* BEGIN Excerpted records *
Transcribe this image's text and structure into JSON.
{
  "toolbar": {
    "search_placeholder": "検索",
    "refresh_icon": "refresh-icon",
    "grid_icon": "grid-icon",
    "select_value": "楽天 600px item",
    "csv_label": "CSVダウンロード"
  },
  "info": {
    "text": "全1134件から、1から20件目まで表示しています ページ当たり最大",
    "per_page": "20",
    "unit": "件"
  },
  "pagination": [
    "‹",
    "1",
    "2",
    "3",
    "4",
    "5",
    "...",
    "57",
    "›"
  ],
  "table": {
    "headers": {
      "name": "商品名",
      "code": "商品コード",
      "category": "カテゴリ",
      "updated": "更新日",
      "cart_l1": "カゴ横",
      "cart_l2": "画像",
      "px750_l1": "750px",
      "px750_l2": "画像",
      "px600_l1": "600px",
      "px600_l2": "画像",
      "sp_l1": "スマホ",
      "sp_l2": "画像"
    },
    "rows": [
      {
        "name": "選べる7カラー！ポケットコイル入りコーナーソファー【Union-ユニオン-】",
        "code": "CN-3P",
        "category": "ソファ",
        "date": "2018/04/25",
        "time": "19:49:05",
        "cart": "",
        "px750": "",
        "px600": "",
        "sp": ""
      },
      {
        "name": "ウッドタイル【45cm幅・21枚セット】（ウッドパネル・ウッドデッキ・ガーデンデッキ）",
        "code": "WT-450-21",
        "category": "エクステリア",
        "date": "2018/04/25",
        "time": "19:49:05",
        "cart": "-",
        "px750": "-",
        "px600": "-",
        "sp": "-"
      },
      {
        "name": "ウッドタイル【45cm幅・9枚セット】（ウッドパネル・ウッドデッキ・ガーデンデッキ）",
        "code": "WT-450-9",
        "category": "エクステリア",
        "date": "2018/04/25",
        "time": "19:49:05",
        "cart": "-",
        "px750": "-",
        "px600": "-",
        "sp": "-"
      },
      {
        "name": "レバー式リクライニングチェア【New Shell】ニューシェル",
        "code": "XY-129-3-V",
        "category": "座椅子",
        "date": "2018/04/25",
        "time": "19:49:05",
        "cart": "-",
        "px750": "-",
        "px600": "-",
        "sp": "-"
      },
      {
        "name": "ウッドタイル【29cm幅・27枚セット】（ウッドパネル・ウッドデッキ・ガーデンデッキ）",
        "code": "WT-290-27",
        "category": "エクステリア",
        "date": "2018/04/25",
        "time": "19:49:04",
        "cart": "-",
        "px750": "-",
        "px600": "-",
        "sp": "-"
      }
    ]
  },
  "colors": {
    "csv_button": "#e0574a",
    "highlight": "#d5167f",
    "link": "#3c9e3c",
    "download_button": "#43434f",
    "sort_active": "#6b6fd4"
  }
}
* END Excerpted records *
Identify which lines contain the word "code" and copy each one.

      "code": "商品コード",
        "code": "CN-3P",
        "code": "WT-450-21",
        "code": "WT-450-9",
        "code": "XY-129-3-V",
        "code": "WT-290-27",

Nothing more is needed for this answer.